_Your instructions_. Transcribe the records in full, keeping every character as it is.

_Input data_.
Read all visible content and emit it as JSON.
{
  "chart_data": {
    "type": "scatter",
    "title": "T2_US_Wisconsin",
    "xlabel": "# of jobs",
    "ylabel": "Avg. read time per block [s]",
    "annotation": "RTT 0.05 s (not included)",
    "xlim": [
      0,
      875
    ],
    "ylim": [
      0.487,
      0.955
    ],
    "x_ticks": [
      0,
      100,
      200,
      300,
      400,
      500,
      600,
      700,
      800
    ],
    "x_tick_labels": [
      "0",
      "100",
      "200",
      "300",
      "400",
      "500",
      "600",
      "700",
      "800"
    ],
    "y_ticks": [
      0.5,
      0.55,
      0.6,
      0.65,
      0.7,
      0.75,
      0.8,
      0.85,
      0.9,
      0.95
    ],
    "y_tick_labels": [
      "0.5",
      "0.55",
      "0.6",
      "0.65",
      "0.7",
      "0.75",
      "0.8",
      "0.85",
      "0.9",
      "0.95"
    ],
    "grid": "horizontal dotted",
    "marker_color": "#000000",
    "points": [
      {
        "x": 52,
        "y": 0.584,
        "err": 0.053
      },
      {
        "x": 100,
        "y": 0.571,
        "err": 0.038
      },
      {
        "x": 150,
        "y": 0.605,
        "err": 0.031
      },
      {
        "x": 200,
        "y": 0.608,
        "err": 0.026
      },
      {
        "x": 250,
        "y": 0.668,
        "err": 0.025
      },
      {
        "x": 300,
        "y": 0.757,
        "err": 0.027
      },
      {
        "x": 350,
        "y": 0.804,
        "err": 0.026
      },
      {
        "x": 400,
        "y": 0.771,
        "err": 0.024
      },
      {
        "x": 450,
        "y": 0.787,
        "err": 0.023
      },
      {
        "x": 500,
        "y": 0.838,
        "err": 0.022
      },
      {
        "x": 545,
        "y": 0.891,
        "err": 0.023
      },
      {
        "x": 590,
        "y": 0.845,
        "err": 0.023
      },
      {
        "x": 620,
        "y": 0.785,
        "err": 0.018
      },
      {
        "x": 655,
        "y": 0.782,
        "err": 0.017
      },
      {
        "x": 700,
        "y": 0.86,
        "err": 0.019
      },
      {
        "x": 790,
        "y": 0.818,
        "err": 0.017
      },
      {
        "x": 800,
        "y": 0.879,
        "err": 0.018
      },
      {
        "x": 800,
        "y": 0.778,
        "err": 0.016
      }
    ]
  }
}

_Exercise output_.
Read all visible content and emit it as JSON.
{
  "chart_data": {
    "type": "scatter",
    "title": "T2_US_Wisconsin",
    "xlabel": "# of jobs",
    "ylabel": "Avg. read time per block [s]",
    "annotation": "RTT 0.05 s (not included)",
    "xlim": [
      0,
      875
    ],
    "ylim": [
      0.487,
      0.955
    ],
    "x_ticks": [
      0,
      100,
      200,
      300,
      400,
      500,
      600,
      700,
      800
    ],
    "x_tick_labels": [
      "0",
      "100",
      "200",
      "300",
      "400",
      "500",
      "600",
      "700",
      "800"
    ],
    "y_ticks": [
      0.5,
      0.55,
      0.6,
      0.65,
      0.7,
      0.75,
      0.8,
      0.85,
      0.9,
      0.95
    ],
    "y_tick_labels": [
      "0.5",
      "0.55",
      "0.6",
      "0.65",
      "0.7",
      "0.75",
      "0.8",
      "0.85",
      "0.9",
      "0.95"
    ],
    "grid": "horizontal dotted",
    "marker_color": "#000000",
    "points": [
      {
        "x": 52,
        "y": 0.584,
        "err": 0.053
      },
      {
        "x": 100,
        "y": 0.571,
        "err": 0.038
      },
      {
        "x": 150,
        "y": 0.605,
        "err": 0.031
      },
      {
        "x": 200,
        "y": 0.608,
        "err": 0.026
      },
      {
        "x": 250,
        "y": 0.668,
        "err": 0.025
      },
      {
        "x": 300,
        "y": 0.757,
        "err": 0.027
      },
      {
        "x": 350,
        "y": 0.804,
        "err": 0.026
      },
      {
        "x": 400,
        "y": 0.771,
        "err": 0.024
      },
      {
        "x": 450,
        "y": 0.787,
        "err": 0.023
      },
      {
        "x": 500,
        "y": 0.838,
        "err": 0.022
      },
      {
        "x": 545,
        "y": 0.891,
        "err": 0.023
      },
      {
        "x": 590,
        "y": 0.845,
        "err": 0.023
      },
      {
        "x": 620,
        "y": 0.785,
        "err": 0.018
      },
      {
        "x": 655,
        "y": 0.782,
        "err": 0.017
      },
      {
        "x": 700,
        "y": 0.86,
        "err": 0.019
      },
      {
        "x": 790,
        "y": 0.818,
        "err": 0.017
      },
      {
        "x": 800,
        "y": 0.879,
        "err": 0.018
      },
      {
        "x": 800,
        "y": 0.778,
        "err": 0.016
      }
    ]
  }
}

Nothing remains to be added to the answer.